## What to do
Where the data below has the string "bande", return the whole line.

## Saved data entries
====

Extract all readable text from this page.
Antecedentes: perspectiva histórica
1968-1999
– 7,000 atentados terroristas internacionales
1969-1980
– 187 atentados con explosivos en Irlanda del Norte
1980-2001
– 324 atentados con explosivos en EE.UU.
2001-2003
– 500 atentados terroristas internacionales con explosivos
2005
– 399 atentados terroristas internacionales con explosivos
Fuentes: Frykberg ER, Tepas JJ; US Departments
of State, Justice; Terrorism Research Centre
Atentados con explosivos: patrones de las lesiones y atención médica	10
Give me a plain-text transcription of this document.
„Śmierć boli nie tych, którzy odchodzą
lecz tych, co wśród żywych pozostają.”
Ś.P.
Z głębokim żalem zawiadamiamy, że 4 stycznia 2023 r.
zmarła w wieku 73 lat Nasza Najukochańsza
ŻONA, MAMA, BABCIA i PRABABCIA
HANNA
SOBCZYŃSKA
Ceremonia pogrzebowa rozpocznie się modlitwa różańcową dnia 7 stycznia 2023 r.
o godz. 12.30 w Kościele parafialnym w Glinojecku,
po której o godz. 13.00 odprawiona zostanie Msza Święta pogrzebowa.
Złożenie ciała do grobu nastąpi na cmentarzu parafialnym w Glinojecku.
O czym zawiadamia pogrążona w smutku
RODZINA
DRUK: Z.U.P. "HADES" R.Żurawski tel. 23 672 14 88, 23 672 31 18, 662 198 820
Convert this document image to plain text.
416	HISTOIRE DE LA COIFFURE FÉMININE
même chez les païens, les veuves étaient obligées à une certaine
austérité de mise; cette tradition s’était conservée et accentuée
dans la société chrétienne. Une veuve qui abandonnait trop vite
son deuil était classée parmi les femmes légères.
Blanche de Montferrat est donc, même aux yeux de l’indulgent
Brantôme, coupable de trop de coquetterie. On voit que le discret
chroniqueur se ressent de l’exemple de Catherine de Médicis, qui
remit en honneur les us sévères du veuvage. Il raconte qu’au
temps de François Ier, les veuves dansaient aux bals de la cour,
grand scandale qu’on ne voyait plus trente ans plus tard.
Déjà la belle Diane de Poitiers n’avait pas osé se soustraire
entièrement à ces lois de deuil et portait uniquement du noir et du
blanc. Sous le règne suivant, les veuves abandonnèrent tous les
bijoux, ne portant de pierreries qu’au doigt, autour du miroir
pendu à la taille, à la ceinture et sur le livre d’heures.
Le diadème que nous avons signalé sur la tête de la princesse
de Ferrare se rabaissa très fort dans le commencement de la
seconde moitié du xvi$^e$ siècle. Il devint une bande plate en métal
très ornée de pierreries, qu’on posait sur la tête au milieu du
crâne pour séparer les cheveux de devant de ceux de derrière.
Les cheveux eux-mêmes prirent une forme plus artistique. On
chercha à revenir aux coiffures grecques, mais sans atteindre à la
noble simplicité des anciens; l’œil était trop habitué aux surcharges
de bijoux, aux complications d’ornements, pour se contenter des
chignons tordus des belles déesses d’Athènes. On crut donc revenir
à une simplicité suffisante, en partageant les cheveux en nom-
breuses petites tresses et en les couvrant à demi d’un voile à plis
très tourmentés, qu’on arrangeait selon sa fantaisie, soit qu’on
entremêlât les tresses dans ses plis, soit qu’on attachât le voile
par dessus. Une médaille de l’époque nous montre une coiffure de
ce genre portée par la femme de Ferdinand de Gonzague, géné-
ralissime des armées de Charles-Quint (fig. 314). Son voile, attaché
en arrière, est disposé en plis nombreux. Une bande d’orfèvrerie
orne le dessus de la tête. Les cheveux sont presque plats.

====

## Solution to this exercise
seconde moitié du xvi$^e$ siècle. Il devint une bande plate en métal
en arrière, est disposé en plis nombreux. Une bande d’orfèvrerie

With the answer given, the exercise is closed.